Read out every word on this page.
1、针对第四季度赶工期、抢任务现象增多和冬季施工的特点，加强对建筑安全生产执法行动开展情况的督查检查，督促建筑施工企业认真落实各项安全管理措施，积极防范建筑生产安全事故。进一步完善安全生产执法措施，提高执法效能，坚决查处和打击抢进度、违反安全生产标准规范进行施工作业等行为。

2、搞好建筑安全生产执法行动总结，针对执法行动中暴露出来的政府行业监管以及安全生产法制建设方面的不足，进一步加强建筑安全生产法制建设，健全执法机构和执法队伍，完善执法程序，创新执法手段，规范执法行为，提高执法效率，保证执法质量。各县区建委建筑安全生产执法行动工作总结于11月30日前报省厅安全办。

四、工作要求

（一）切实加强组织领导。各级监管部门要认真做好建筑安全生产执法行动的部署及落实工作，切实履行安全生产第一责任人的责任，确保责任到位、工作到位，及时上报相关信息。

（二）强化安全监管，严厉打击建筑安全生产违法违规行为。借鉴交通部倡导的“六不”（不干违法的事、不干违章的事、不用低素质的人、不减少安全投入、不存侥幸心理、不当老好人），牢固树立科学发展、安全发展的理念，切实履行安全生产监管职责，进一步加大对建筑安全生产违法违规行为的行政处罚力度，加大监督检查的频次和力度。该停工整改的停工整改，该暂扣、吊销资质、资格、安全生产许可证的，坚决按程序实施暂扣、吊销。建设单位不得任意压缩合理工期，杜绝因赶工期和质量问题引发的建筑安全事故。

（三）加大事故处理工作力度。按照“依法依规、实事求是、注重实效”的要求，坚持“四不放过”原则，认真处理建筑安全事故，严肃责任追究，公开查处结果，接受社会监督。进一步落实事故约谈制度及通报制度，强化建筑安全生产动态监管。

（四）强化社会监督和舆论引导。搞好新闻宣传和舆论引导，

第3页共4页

**The request**
Go through the records above and set each one down exactly, please.

**Response to the exercise**
Read out every word on this page.
1、针对第四季度赶工期、抢任务现象增多和冬季施工的特点，加强对建筑安全生产执法行动开展情况的督查检查，督促建筑施工企业认真落实各项安全管理措施，积极防范建筑生产安全事故。进一步完善安全生产执法措施，提高执法效能，坚决查处和打击抢进度、违反安全生产标准规范进行施工作业等行为。

2、搞好建筑安全生产执法行动总结，针对执法行动中暴露出来的政府行业监管以及安全生产法制建设方面的不足，进一步加强建筑安全生产法制建设，健全执法机构和执法队伍，完善执法程序，创新执法手段，规范执法行为，提高执法效率，保证执法质量。各县区建委建筑安全生产执法行动工作总结于11月30日前报省厅安全办。

四、工作要求

（一）切实加强组织领导。各级监管部门要认真做好建筑安全生产执法行动的部署及落实工作，切实履行安全生产第一责任人的责任，确保责任到位、工作到位，及时上报相关信息。

（二）强化安全监管，严厉打击建筑安全生产违法违规行为。借鉴交通部倡导的“六不”（不干违法的事、不干违章的事、不用低素质的人、不减少安全投入、不存侥幸心理、不当老好人），牢固树立科学发展、安全发展的理念，切实履行安全生产监管职责，进一步加大对建筑安全生产违法违规行为的行政处罚力度，加大监督检查的频次和力度。该停工整改的停工整改，该暂扣、吊销资质、资格、安全生产许可证的，坚决按程序实施暂扣、吊销。建设单位不得任意压缩合理工期，杜绝因赶工期和质量问题引发的建筑安全事故。

（三）加大事故处理工作力度。按照“依法依规、实事求是、注重实效”的要求，坚持“四不放过”原则，认真处理建筑安全事故，严肃责任追究，公开查处结果，接受社会监督。进一步落实事故约谈制度及通报制度，强化建筑安全生产动态监管。

（四）强化社会监督和舆论引导。搞好新闻宣传和舆论引导，

第3页共4页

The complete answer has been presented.